» Directions: Search the material below for the word "JSON" and copy every line in which it occurs.
### Given data
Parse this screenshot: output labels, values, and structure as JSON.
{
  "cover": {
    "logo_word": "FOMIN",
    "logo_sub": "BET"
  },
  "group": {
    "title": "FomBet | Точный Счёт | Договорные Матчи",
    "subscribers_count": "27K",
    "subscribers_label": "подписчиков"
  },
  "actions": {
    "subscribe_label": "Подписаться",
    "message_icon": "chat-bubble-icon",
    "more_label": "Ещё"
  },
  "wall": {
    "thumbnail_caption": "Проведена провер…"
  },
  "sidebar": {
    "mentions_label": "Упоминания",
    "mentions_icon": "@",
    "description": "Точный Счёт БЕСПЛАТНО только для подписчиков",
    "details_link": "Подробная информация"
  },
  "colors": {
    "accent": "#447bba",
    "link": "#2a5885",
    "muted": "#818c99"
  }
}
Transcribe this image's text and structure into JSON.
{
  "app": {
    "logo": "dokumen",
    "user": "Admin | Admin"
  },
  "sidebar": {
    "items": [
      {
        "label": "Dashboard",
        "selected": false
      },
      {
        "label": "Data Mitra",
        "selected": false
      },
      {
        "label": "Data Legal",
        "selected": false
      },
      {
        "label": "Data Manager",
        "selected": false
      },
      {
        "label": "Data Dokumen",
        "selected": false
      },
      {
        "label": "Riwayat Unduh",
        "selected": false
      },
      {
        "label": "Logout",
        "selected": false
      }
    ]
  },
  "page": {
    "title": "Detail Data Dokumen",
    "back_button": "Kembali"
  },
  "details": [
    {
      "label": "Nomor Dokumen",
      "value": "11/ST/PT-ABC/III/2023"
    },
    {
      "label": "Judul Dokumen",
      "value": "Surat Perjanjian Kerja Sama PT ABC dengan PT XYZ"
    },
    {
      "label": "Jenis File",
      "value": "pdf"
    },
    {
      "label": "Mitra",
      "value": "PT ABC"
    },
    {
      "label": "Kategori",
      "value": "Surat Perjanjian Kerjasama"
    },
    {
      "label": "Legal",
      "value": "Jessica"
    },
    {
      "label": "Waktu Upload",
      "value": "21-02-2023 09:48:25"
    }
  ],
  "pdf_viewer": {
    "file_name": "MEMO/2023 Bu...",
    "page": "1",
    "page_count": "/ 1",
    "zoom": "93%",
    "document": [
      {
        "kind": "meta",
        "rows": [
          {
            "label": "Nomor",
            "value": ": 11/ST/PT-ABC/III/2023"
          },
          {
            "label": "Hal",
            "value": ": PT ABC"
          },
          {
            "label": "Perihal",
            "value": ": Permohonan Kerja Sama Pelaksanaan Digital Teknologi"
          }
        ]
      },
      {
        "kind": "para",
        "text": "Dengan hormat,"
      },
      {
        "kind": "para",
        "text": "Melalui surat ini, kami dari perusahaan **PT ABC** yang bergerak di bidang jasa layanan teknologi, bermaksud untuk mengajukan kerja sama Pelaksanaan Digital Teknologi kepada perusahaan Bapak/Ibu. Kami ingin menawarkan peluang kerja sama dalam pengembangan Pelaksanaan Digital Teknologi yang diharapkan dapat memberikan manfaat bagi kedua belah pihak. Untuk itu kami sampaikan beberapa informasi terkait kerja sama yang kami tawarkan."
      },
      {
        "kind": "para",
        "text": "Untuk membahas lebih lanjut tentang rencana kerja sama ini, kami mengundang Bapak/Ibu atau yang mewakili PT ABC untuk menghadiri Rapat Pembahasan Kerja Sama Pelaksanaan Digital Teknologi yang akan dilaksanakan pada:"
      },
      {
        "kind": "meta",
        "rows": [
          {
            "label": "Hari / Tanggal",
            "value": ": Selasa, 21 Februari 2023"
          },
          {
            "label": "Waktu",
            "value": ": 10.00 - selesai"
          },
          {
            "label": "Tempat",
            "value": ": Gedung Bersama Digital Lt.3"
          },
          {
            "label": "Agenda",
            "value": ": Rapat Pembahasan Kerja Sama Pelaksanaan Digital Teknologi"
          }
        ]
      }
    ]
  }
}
######
» Task answer:
Parse this screenshot: output labels, values, and structure as JSON.
Transcribe this image's text and structure into JSON.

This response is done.